What you are asked to do –
From the listing that follows, output everything exactly except the pictures.

Rows –
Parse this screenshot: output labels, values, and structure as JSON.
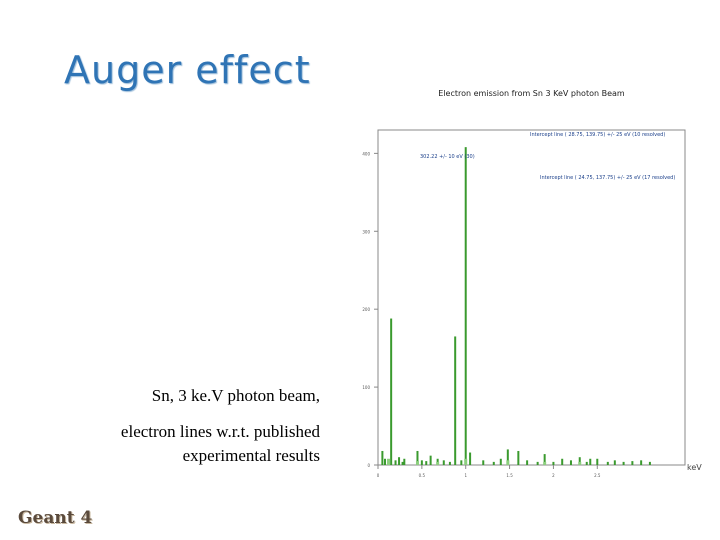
{
  "slide": {
    "title": "Auger effect",
    "caption_line1": "Sn, 3 ke.V photon beam,",
    "caption_line2": "electron lines w.r.t. published experimental results",
    "logo": "Geant 4"
  },
  "chart_data": {
    "type": "bar",
    "title": "Electron emission from Sn 3 KeV photon Beam",
    "xlabel": "keV",
    "ylabel": "",
    "xlim": [
      0,
      3.5
    ],
    "ylim": [
      0,
      430
    ],
    "y_ticks": [
      0,
      100,
      200,
      300,
      400
    ],
    "x_ticks": [
      0,
      0.5,
      1,
      1.5,
      2,
      2.5
    ],
    "annotations": [
      "Intercept line ( 28.75, 139.75) +/- 25 eV (10 resolved)",
      "302.22 +/- 10 eV (30)",
      "Intercept line ( 24.75, 137.75) +/- 25 eV (17 resolved)"
    ],
    "x": [
      0.05,
      0.08,
      0.12,
      0.15,
      0.2,
      0.24,
      0.28,
      0.3,
      0.45,
      0.5,
      0.55,
      0.6,
      0.68,
      0.75,
      0.82,
      0.88,
      0.95,
      1.0,
      1.05,
      1.2,
      1.32,
      1.4,
      1.48,
      1.6,
      1.7,
      1.82,
      1.9,
      2.0,
      2.1,
      2.2,
      2.3,
      2.38,
      2.42,
      2.5,
      2.62,
      2.7,
      2.8,
      2.9,
      3.0,
      3.1
    ],
    "values": [
      18,
      8,
      6,
      188,
      6,
      10,
      4,
      8,
      18,
      6,
      5,
      12,
      8,
      6,
      4,
      165,
      6,
      408,
      16,
      6,
      4,
      8,
      20,
      18,
      6,
      4,
      14,
      4,
      8,
      6,
      10,
      4,
      8,
      8,
      4,
      6,
      4,
      5,
      6,
      4
    ],
    "highlight_x": [
      0.12,
      0.45,
      0.68,
      1.0,
      1.48,
      1.9,
      2.3
    ],
    "highlight_values": [
      8,
      5,
      4,
      8,
      6,
      4,
      4
    ]
  }
}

Expected answer –
Parse this screenshot: output labels, values, and structure as JSON.
{
  "slide": {
    "title": "Auger effect",
    "caption_line1": "Sn, 3 ke.V photon beam,",
    "caption_line2": "electron lines w.r.t. published experimental results",
    "logo": "Geant 4"
  },
  "chart_data": {
    "type": "bar",
    "title": "Electron emission from Sn 3 KeV photon Beam",
    "xlabel": "keV",
    "ylabel": "",
    "xlim": [
      0,
      3.5
    ],
    "ylim": [
      0,
      430
    ],
    "y_ticks": [
      0,
      100,
      200,
      300,
      400
    ],
    "x_ticks": [
      0,
      0.5,
      1,
      1.5,
      2,
      2.5
    ],
    "annotations": [
      "Intercept line ( 28.75, 139.75) +/- 25 eV (10 resolved)",
      "302.22 +/- 10 eV (30)",
      "Intercept line ( 24.75, 137.75) +/- 25 eV (17 resolved)"
    ],
    "x": [
      0.05,
      0.08,
      0.12,
      0.15,
      0.2,
      0.24,
      0.28,
      0.3,
      0.45,
      0.5,
      0.55,
      0.6,
      0.68,
      0.75,
      0.82,
      0.88,
      0.95,
      1.0,
      1.05,
      1.2,
      1.32,
      1.4,
      1.48,
      1.6,
      1.7,
      1.82,
      1.9,
      2.0,
      2.1,
      2.2,
      2.3,
      2.38,
      2.42,
      2.5,
      2.62,
      2.7,
      2.8,
      2.9,
      3.0,
      3.1
    ],
    "values": [
      18,
      8,
      6,
      188,
      6,
      10,
      4,
      8,
      18,
      6,
      5,
      12,
      8,
      6,
      4,
      165,
      6,
      408,
      16,
      6,
      4,
      8,
      20,
      18,
      6,
      4,
      14,
      4,
      8,
      6,
      10,
      4,
      8,
      8,
      4,
      6,
      4,
      5,
      6,
      4
    ],
    "highlight_x": [
      0.12,
      0.45,
      0.68,
      1.0,
      1.48,
      1.9,
      2.3
    ],
    "highlight_values": [
      8,
      5,
      4,
      8,
      6,
      4,
      4
    ]
  }
}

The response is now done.